[Excerpts from a figure dataset]

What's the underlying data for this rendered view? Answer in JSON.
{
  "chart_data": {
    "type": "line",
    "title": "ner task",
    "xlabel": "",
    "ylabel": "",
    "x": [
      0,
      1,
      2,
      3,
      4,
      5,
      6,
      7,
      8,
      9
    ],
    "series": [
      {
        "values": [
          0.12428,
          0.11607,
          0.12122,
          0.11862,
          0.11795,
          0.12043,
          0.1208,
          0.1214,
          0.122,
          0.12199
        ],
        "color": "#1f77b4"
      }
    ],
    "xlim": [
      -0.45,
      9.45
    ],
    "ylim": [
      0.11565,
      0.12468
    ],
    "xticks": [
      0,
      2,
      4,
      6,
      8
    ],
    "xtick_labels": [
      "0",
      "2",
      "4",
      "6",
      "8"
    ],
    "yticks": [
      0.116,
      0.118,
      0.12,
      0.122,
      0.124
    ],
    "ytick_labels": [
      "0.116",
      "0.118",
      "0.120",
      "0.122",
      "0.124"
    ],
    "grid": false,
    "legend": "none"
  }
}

» **CHALLENGE**:
Your task is to reproduce the whole listing exactly.

» **RESULT**:
What's the underlying data for this rendered view? Answer in JSON.
{
  "chart_data": {
    "type": "line",
    "title": "ner task",
    "xlabel": "",
    "ylabel": "",
    "x": [
      0,
      1,
      2,
      3,
      4,
      5,
      6,
      7,
      8,
      9
    ],
    "series": [
      {
        "values": [
          0.12428,
          0.11607,
          0.12122,
          0.11862,
          0.11795,
          0.12043,
          0.1208,
          0.1214,
          0.122,
          0.12199
        ],
        "color": "#1f77b4"
      }
    ],
    "xlim": [
      -0.45,
      9.45
    ],
    "ylim": [
      0.11565,
      0.12468
    ],
    "xticks": [
      0,
      2,
      4,
      6,
      8
    ],
    "xtick_labels": [
      "0",
      "2",
      "4",
      "6",
      "8"
    ],
    "yticks": [
      0.116,
      0.118,
      0.12,
      0.122,
      0.124
    ],
    "ytick_labels": [
      "0.116",
      "0.118",
      "0.120",
      "0.122",
      "0.124"
    ],
    "grid": false,
    "legend": "none"
  }
}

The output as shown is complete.